-- DATA FOR THIS EXERCISE --
---

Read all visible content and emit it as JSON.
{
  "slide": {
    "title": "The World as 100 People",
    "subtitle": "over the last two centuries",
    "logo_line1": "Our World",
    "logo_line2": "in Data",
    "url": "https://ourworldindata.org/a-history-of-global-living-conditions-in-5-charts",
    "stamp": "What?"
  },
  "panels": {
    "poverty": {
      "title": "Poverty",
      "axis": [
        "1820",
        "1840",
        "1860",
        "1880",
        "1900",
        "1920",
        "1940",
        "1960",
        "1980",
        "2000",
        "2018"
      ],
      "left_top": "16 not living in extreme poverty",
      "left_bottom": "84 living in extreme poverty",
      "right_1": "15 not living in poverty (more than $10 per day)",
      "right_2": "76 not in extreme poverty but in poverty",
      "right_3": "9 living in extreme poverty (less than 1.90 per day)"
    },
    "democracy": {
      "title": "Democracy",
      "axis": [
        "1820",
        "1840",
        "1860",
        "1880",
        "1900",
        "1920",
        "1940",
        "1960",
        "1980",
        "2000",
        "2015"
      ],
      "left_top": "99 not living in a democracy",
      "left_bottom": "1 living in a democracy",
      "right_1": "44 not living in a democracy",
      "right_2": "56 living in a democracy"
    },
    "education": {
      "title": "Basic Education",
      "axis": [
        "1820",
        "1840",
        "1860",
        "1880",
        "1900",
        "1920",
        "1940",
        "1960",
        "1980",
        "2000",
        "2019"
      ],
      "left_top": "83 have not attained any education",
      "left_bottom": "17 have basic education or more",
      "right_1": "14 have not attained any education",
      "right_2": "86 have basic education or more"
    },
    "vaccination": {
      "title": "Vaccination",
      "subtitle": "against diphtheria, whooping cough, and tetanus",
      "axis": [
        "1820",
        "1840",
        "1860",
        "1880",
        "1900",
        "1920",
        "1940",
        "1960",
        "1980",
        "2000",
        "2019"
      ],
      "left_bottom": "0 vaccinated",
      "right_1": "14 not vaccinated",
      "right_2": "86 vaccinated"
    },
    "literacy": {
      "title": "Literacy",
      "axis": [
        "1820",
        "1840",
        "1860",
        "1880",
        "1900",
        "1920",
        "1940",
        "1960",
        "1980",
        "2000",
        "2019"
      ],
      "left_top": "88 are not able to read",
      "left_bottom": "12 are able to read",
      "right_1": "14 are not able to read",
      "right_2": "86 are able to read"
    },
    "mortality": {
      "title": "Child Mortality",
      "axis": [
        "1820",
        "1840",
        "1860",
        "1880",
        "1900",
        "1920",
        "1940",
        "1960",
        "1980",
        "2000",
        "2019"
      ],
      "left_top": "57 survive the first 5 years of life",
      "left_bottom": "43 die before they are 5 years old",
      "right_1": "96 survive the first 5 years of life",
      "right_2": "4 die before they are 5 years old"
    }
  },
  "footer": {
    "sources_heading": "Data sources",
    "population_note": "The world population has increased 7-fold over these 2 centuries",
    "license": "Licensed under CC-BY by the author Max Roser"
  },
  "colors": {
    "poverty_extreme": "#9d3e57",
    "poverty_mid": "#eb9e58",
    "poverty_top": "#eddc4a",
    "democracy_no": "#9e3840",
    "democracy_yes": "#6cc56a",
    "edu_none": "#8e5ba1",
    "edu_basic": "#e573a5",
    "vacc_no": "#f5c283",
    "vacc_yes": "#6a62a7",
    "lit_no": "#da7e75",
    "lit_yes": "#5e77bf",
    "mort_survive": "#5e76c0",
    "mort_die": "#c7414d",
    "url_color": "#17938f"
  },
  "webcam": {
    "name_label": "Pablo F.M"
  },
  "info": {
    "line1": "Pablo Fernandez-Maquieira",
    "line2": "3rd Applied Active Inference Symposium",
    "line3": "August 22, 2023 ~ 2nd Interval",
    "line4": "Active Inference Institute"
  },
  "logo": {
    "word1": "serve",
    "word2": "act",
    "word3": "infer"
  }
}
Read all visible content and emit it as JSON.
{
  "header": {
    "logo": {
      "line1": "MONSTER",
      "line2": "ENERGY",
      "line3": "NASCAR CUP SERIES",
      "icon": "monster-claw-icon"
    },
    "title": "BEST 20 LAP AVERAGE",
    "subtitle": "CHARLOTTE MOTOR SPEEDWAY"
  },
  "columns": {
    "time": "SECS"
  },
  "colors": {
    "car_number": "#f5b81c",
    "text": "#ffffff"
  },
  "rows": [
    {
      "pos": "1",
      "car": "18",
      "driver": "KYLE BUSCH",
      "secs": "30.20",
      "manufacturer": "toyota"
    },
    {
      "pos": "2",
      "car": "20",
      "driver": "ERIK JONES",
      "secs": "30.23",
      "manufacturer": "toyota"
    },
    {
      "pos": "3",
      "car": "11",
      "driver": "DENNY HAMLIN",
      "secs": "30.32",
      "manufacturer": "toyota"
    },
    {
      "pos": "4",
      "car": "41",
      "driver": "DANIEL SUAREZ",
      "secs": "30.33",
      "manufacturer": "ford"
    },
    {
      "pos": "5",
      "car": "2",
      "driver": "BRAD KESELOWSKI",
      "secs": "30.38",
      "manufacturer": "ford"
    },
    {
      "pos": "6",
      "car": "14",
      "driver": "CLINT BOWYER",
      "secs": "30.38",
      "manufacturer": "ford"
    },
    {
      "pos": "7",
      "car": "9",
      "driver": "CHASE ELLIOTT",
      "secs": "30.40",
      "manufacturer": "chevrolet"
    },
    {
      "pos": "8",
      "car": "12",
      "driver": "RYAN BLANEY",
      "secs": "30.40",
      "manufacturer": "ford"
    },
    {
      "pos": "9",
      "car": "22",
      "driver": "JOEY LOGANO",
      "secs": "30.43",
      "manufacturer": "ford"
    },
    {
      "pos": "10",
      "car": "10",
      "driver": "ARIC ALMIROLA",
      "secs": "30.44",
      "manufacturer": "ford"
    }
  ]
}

---

-- WHAT IS ASKED --
Transcribe the records above exactly as they appear.

-- RESPONSE TO THIS TASK --
Read all visible content and emit it as JSON.
{
  "slide": {
    "title": "The World as 100 People",
    "subtitle": "over the last two centuries",
    "logo_line1": "Our World",
    "logo_line2": "in Data",
    "url": "https://ourworldindata.org/a-history-of-global-living-conditions-in-5-charts",
    "stamp": "What?"
  },
  "panels": {
    "poverty": {
      "title": "Poverty",
      "axis": [
        "1820",
        "1840",
        "1860",
        "1880",
        "1900",
        "1920",
        "1940",
        "1960",
        "1980",
        "2000",
        "2018"
      ],
      "left_top": "16 not living in extreme poverty",
      "left_bottom": "84 living in extreme poverty",
      "right_1": "15 not living in poverty (more than $10 per day)",
      "right_2": "76 not in extreme poverty but in poverty",
      "right_3": "9 living in extreme poverty (less than 1.90 per day)"
    },
    "democracy": {
      "title": "Democracy",
      "axis": [
        "1820",
        "1840",
        "1860",
        "1880",
        "1900",
        "1920",
        "1940",
        "1960",
        "1980",
        "2000",
        "2015"
      ],
      "left_top": "99 not living in a democracy",
      "left_bottom": "1 living in a democracy",
      "right_1": "44 not living in a democracy",
      "right_2": "56 living in a democracy"
    },
    "education": {
      "title": "Basic Education",
      "axis": [
        "1820",
        "1840",
        "1860",
        "1880",
        "1900",
        "1920",
        "1940",
        "1960",
        "1980",
        "2000",
        "2019"
      ],
      "left_top": "83 have not attained any education",
      "left_bottom": "17 have basic education or more",
      "right_1": "14 have not attained any education",
      "right_2": "86 have basic education or more"
    },
    "vaccination": {
      "title": "Vaccination",
      "subtitle": "against diphtheria, whooping cough, and tetanus",
      "axis": [
        "1820",
        "1840",
        "1860",
        "1880",
        "1900",
        "1920",
        "1940",
        "1960",
        "1980",
        "2000",
        "2019"
      ],
      "left_bottom": "0 vaccinated",
      "right_1": "14 not vaccinated",
      "right_2": "86 vaccinated"
    },
    "literacy": {
      "title": "Literacy",
      "axis": [
        "1820",
        "1840",
        "1860",
        "1880",
        "1900",
        "1920",
        "1940",
        "1960",
        "1980",
        "2000",
        "2019"
      ],
      "left_top": "88 are not able to read",
      "left_bottom": "12 are able to read",
      "right_1": "14 are not able to read",
      "right_2": "86 are able to read"
    },
    "mortality": {
      "title": "Child Mortality",
      "axis": [
        "1820",
        "1840",
        "1860",
        "1880",
        "1900",
        "1920",
        "1940",
        "1960",
        "1980",
        "2000",
        "2019"
      ],
      "left_top": "57 survive the first 5 years of life",
      "left_bottom": "43 die before they are 5 years old",
      "right_1": "96 survive the first 5 years of life",
      "right_2": "4 die before they are 5 years old"
    }
  },
  "footer": {
    "sources_heading": "Data sources",
    "population_note": "The world population has increased 7-fold over these 2 centuries",
    "license": "Licensed under CC-BY by the author Max Roser"
  },
  "colors": {
    "poverty_extreme": "#9d3e57",
    "poverty_mid": "#eb9e58",
    "poverty_top": "#eddc4a",
    "democracy_no": "#9e3840",
    "democracy_yes": "#6cc56a",
    "edu_none": "#8e5ba1",
    "edu_basic": "#e573a5",
    "vacc_no": "#f5c283",
    "vacc_yes": "#6a62a7",
    "lit_no": "#da7e75",
    "lit_yes": "#5e77bf",
    "mort_survive": "#5e76c0",
    "mort_die": "#c7414d",
    "url_color": "#17938f"
  },
  "webcam": {
    "name_label": "Pablo F.M"
  },
  "info": {
    "line1": "Pablo Fernandez-Maquieira",
    "line2": "3rd Applied Active Inference Symposium",
    "line3": "August 22, 2023 ~ 2nd Interval",
    "line4": "Active Inference Institute"
  },
  "logo": {
    "word1": "serve",
    "word2": "act",
    "word3": "infer"
  }
}
Read all visible content and emit it as JSON.
{
  "header": {
    "logo": {
      "line1": "MONSTER",
      "line2": "ENERGY",
      "line3": "NASCAR CUP SERIES",
      "icon": "monster-claw-icon"
    },
    "title": "BEST 20 LAP AVERAGE",
    "subtitle": "CHARLOTTE MOTOR SPEEDWAY"
  },
  "columns": {
    "time": "SECS"
  },
  "colors": {
    "car_number": "#f5b81c",
    "text": "#ffffff"
  },
  "rows": [
    {
      "pos": "1",
      "car": "18",
      "driver": "KYLE BUSCH",
      "secs": "30.20",
      "manufacturer": "toyota"
    },
    {
      "pos": "2",
      "car": "20",
      "driver": "ERIK JONES",
      "secs": "30.23",
      "manufacturer": "toyota"
    },
    {
      "pos": "3",
      "car": "11",
      "driver": "DENNY HAMLIN",
      "secs": "30.32",
      "manufacturer": "toyota"
    },
    {
      "pos": "4",
      "car": "41",
      "driver": "DANIEL SUAREZ",
      "secs": "30.33",
      "manufacturer": "ford"
    },
    {
      "pos": "5",
      "car": "2",
      "driver": "BRAD KESELOWSKI",
      "secs": "30.38",
      "manufacturer": "ford"
    },
    {
      "pos": "6",
      "car": "14",
      "driver": "CLINT BOWYER",
      "secs": "30.38",
      "manufacturer": "ford"
    },
    {
      "pos": "7",
      "car": "9",
      "driver": "CHASE ELLIOTT",
      "secs": "30.40",
      "manufacturer": "chevrolet"
    },
    {
      "pos": "8",
      "car": "12",
      "driver": "RYAN BLANEY",
      "secs": "30.40",
      "manufacturer": "ford"
    },
    {
      "pos": "9",
      "car": "22",
      "driver": "JOEY LOGANO",
      "secs": "30.43",
      "manufacturer": "ford"
    },
    {
      "pos": "10",
      "car": "10",
      "driver": "ARIC ALMIROLA",
      "secs": "30.44",
      "manufacturer": "ford"
    }
  ]
}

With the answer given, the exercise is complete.